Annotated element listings
----
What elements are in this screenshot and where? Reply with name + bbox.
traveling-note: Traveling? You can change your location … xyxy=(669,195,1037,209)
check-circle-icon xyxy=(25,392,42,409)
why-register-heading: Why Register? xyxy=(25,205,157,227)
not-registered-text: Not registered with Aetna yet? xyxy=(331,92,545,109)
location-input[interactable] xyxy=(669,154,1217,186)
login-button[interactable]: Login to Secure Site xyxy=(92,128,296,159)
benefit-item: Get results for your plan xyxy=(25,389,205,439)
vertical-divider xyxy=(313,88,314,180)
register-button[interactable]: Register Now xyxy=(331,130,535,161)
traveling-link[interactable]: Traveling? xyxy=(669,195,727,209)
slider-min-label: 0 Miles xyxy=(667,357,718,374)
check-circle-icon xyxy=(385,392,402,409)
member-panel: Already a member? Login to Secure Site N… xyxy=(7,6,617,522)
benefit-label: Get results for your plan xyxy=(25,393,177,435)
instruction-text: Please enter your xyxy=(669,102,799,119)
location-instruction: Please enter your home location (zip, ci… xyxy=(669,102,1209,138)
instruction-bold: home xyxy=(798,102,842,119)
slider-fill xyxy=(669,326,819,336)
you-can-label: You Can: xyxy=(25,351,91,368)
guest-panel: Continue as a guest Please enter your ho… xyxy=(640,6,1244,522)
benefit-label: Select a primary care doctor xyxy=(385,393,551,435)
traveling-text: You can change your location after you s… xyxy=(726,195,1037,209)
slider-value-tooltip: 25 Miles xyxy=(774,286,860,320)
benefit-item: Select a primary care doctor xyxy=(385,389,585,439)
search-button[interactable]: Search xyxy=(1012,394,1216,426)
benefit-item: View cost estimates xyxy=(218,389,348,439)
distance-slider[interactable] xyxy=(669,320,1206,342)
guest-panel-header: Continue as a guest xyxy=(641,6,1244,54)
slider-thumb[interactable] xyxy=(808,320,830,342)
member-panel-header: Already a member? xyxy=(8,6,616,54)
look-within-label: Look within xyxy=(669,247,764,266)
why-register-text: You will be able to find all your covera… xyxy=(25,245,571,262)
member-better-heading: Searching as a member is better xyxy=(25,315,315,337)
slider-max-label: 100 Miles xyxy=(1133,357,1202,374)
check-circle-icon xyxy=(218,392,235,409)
----
> **GOAL OF THE EXERCISE**:
Extract every line in the entries above that contains the word "primary", copying each line in full.

> **SOLUTION TO THIS TASK**:
benefit-label: Select a primary care doctor xyxy=(385,393,551,435)
benefit-item: Select a primary care doctor xyxy=(385,389,585,439)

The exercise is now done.